> What to do:
Copy the records below exactly as they are written.

++++ Material provided

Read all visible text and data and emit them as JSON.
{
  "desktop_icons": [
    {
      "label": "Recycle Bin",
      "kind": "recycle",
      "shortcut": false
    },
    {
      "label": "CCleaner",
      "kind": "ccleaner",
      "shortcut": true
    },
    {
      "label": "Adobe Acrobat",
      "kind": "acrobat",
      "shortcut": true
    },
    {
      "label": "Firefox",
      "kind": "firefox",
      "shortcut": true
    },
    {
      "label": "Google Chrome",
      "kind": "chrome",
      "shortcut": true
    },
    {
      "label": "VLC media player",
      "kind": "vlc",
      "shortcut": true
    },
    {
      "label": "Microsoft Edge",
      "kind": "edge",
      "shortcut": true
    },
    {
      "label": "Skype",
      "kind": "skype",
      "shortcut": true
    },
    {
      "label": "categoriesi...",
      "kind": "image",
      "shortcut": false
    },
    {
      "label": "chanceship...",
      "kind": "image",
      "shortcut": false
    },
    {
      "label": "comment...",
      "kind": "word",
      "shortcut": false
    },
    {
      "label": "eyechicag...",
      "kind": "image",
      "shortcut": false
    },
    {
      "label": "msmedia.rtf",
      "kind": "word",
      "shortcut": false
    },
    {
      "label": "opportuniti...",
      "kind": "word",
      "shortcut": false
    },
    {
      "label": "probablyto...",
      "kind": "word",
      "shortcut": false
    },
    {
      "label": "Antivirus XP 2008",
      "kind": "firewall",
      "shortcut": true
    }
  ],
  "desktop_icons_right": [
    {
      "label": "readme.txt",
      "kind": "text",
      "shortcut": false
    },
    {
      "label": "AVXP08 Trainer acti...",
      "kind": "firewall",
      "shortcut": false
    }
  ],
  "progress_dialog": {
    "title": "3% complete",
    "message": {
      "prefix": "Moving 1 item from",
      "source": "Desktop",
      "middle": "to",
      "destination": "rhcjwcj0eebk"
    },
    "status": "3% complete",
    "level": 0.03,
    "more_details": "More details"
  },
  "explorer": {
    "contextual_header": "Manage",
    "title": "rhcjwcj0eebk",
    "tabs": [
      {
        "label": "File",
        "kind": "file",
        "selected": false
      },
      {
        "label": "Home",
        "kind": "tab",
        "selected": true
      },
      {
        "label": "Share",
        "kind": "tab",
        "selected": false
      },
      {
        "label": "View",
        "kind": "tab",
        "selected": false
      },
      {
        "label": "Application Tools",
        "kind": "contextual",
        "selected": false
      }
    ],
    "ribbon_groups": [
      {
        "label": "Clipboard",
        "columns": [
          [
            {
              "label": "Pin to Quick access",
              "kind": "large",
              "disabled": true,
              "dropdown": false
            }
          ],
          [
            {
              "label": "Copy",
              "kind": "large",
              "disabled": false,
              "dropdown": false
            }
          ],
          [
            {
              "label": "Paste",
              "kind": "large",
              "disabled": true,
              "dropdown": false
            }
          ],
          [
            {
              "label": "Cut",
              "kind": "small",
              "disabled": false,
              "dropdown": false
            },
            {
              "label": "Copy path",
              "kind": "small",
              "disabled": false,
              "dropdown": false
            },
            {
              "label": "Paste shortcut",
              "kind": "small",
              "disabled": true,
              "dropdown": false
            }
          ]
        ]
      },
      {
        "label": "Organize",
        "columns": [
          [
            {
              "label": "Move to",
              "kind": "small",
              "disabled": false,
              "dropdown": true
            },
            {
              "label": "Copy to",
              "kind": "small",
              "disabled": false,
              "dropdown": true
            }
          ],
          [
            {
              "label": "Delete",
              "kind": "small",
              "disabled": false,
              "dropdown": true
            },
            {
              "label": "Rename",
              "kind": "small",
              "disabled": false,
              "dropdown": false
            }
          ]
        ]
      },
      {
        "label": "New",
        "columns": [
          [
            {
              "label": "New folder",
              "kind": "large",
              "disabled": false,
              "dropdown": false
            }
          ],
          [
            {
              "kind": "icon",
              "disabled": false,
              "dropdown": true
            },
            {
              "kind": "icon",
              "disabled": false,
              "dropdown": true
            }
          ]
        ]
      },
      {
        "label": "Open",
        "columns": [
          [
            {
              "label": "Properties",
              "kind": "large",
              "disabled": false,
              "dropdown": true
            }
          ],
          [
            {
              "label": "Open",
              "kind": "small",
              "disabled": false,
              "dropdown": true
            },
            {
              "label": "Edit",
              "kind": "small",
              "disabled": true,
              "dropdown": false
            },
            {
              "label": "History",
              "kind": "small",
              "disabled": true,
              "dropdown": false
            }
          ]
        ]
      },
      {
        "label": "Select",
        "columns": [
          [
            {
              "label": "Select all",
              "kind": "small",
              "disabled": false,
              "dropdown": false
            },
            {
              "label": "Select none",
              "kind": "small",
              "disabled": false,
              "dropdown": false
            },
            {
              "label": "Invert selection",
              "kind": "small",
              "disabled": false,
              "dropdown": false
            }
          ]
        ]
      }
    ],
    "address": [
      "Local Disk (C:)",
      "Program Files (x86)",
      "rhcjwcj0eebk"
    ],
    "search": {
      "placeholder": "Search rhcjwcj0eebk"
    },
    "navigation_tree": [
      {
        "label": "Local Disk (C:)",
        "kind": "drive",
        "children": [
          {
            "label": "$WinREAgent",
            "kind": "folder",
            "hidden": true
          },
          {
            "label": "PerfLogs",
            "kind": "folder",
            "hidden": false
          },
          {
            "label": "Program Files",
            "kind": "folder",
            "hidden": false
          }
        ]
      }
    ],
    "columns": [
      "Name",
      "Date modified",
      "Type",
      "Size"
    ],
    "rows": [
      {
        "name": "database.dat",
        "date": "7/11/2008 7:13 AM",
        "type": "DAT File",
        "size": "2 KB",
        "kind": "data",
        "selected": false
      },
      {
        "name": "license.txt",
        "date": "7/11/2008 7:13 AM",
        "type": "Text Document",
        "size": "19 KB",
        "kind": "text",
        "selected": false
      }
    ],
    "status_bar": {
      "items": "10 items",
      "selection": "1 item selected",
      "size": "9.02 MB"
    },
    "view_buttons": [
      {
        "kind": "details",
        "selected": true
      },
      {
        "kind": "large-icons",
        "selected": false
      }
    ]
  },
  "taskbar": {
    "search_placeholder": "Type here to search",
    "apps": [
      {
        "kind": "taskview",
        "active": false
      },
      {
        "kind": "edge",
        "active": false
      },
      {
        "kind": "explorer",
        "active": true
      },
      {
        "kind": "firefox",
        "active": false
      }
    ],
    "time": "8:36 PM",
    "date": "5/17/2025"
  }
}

++++++++

> Answer space:
Read all visible text and data and emit them as JSON.
{
  "desktop_icons": [
    {
      "label": "Recycle Bin",
      "kind": "recycle",
      "shortcut": false
    },
    {
      "label": "CCleaner",
      "kind": "ccleaner",
      "shortcut": true
    },
    {
      "label": "Adobe Acrobat",
      "kind": "acrobat",
      "shortcut": true
    },
    {
      "label": "Firefox",
      "kind": "firefox",
      "shortcut": true
    },
    {
      "label": "Google Chrome",
      "kind": "chrome",
      "shortcut": true
    },
    {
      "label": "VLC media player",
      "kind": "vlc",
      "shortcut": true
    },
    {
      "label": "Microsoft Edge",
      "kind": "edge",
      "shortcut": true
    },
    {
      "label": "Skype",
      "kind": "skype",
      "shortcut": true
    },
    {
      "label": "categoriesi...",
      "kind": "image",
      "shortcut": false
    },
    {
      "label": "chanceship...",
      "kind": "image",
      "shortcut": false
    },
    {
      "label": "comment...",
      "kind": "word",
      "shortcut": false
    },
    {
      "label": "eyechicag...",
      "kind": "image",
      "shortcut": false
    },
    {
      "label": "msmedia.rtf",
      "kind": "word",
      "shortcut": false
    },
    {
      "label": "opportuniti...",
      "kind": "word",
      "shortcut": false
    },
    {
      "label": "probablyto...",
      "kind": "word",
      "shortcut": false
    },
    {
      "label": "Antivirus XP 2008",
      "kind": "firewall",
      "shortcut": true
    }
  ],
  "desktop_icons_right": [
    {
      "label": "readme.txt",
      "kind": "text",
      "shortcut": false
    },
    {
      "label": "AVXP08 Trainer acti...",
      "kind": "firewall",
      "shortcut": false
    }
  ],
  "progress_dialog": {
    "title": "3% complete",
    "message": {
      "prefix": "Moving 1 item from",
      "source": "Desktop",
      "middle": "to",
      "destination": "rhcjwcj0eebk"
    },
    "status": "3% complete",
    "level": 0.03,
    "more_details": "More details"
  },
  "explorer": {
    "contextual_header": "Manage",
    "title": "rhcjwcj0eebk",
    "tabs": [
      {
        "label": "File",
        "kind": "file",
        "selected": false
      },
      {
        "label": "Home",
        "kind": "tab",
        "selected": true
      },
      {
        "label": "Share",
        "kind": "tab",
        "selected": false
      },
      {
        "label": "View",
        "kind": "tab",
        "selected": false
      },
      {
        "label": "Application Tools",
        "kind": "contextual",
        "selected": false
      }
    ],
    "ribbon_groups": [
      {
        "label": "Clipboard",
        "columns": [
          [
            {
              "label": "Pin to Quick access",
              "kind": "large",
              "disabled": true,
              "dropdown": false
            }
          ],
          [
            {
              "label": "Copy",
              "kind": "large",
              "disabled": false,
              "dropdown": false
            }
          ],
          [
            {
              "label": "Paste",
              "kind": "large",
              "disabled": true,
              "dropdown": false
            }
          ],
          [
            {
              "label": "Cut",
              "kind": "small",
              "disabled": false,
              "dropdown": false
            },
            {
              "label": "Copy path",
              "kind": "small",
              "disabled": false,
              "dropdown": false
            },
            {
              "label": "Paste shortcut",
              "kind": "small",
              "disabled": true,
              "dropdown": false
            }
          ]
        ]
      },
      {
        "label": "Organize",
        "columns": [
          [
            {
              "label": "Move to",
              "kind": "small",
              "disabled": false,
              "dropdown": true
            },
            {
              "label": "Copy to",
              "kind": "small",
              "disabled": false,
              "dropdown": true
            }
          ],
          [
            {
              "label": "Delete",
              "kind": "small",
              "disabled": false,
              "dropdown": true
            },
            {
              "label": "Rename",
              "kind": "small",
              "disabled": false,
              "dropdown": false
            }
          ]
        ]
      },
      {
        "label": "New",
        "columns": [
          [
            {
              "label": "New folder",
              "kind": "large",
              "disabled": false,
              "dropdown": false
            }
          ],
          [
            {
              "kind": "icon",
              "disabled": false,
              "dropdown": true
            },
            {
              "kind": "icon",
              "disabled": false,
              "dropdown": true
            }
          ]
        ]
      },
      {
        "label": "Open",
        "columns": [
          [
            {
              "label": "Properties",
              "kind": "large",
              "disabled": false,
              "dropdown": true
            }
          ],
          [
            {
              "label": "Open",
              "kind": "small",
              "disabled": false,
              "dropdown": true
            },
            {
              "label": "Edit",
              "kind": "small",
              "disabled": true,
              "dropdown": false
            },
            {
              "label": "History",
              "kind": "small",
              "disabled": true,
              "dropdown": false
            }
          ]
        ]
      },
      {
        "label": "Select",
        "columns": [
          [
            {
              "label": "Select all",
              "kind": "small",
              "disabled": false,
              "dropdown": false
            },
            {
              "label": "Select none",
              "kind": "small",
              "disabled": false,
              "dropdown": false
            },
            {
              "label": "Invert selection",
              "kind": "small",
              "disabled": false,
              "dropdown": false
            }
          ]
        ]
      }
    ],
    "address": [
      "Local Disk (C:)",
      "Program Files (x86)",
      "rhcjwcj0eebk"
    ],
    "search": {
      "placeholder": "Search rhcjwcj0eebk"
    },
    "navigation_tree": [
      {
        "label": "Local Disk (C:)",
        "kind": "drive",
        "children": [
          {
            "label": "$WinREAgent",
            "kind": "folder",
            "hidden": true
          },
          {
            "label": "PerfLogs",
            "kind": "folder",
            "hidden": false
          },
          {
            "label": "Program Files",
            "kind": "folder",
            "hidden": false
          }
        ]
      }
    ],
    "columns": [
      "Name",
      "Date modified",
      "Type",
      "Size"
    ],
    "rows": [
      {
        "name": "database.dat",
        "date": "7/11/2008 7:13 AM",
        "type": "DAT File",
        "size": "2 KB",
        "kind": "data",
        "selected": false
      },
      {
        "name": "license.txt",
        "date": "7/11/2008 7:13 AM",
        "type": "Text Document",
        "size": "19 KB",
        "kind": "text",
        "selected": false
      }
    ],
    "status_bar": {
      "items": "10 items",
      "selection": "1 item selected",
      "size": "9.02 MB"
    },
    "view_buttons": [
      {
        "kind": "details",
        "selected": true
      },
      {
        "kind": "large-icons",
        "selected": false
      }
    ]
  },
  "taskbar": {
    "search_placeholder": "Type here to search",
    "apps": [
      {
        "kind": "taskview",
        "active": false
      },
      {
        "kind": "edge",
        "active": false
      },
      {
        "kind": "explorer",
        "active": true
      },
      {
        "kind": "firefox",
        "active": false
      }
    ],
    "time": "8:36 PM",
    "date": "5/17/2025"
  }
}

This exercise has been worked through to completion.